**What is needed**
Each line of the material below that holds the word "inventario" needs to be copied.

**Source material**
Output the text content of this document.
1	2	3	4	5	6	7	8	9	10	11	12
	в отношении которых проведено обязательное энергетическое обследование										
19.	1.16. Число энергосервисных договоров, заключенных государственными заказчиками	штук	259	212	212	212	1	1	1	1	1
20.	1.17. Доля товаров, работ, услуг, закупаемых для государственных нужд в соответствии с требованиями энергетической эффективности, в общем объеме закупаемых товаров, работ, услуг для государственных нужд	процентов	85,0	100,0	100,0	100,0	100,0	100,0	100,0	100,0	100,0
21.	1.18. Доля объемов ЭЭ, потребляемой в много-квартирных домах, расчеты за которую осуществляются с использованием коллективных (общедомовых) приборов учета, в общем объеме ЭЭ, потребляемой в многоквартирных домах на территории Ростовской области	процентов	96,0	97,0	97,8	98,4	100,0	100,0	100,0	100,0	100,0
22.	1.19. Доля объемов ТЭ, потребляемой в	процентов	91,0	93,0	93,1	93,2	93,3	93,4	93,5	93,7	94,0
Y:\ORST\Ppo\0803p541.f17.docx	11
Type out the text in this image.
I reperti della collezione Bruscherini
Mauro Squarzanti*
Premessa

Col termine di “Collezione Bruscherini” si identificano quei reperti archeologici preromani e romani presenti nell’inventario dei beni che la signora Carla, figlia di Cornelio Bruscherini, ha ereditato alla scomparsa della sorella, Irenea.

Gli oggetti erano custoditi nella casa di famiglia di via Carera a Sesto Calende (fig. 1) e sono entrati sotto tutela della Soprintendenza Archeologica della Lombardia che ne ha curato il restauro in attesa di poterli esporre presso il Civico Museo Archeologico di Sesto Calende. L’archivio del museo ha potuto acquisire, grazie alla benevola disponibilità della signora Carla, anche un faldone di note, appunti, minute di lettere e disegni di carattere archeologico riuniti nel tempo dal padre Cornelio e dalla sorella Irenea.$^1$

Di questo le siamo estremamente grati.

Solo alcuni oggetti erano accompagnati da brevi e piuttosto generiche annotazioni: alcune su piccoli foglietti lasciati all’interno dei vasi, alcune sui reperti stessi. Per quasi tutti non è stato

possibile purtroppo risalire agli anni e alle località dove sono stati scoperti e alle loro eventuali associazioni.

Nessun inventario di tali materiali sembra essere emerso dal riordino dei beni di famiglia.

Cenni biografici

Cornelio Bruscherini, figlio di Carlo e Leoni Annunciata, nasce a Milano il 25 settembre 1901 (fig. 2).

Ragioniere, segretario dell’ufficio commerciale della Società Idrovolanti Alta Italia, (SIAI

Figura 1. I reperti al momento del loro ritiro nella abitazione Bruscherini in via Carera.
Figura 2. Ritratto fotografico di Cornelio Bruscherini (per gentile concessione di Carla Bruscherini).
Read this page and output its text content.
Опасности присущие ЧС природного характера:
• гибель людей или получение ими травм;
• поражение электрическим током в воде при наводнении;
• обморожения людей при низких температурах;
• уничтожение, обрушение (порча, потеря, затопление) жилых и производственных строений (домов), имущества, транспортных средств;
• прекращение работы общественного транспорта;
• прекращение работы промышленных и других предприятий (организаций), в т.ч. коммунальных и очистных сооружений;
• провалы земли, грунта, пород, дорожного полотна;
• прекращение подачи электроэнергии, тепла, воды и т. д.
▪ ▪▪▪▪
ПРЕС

**Exercise answer**
Col termine di “Collezione Bruscherini” si identificano quei reperti archeologici preromani e romani presenti nell’inventario dei beni che la signora Carla, figlia di Cornelio Bruscherini, ha ereditato alla scomparsa della sorella, Irenea.
Nessun inventario di tali materiali sembra essere emerso dal riordino dei beni di famiglia.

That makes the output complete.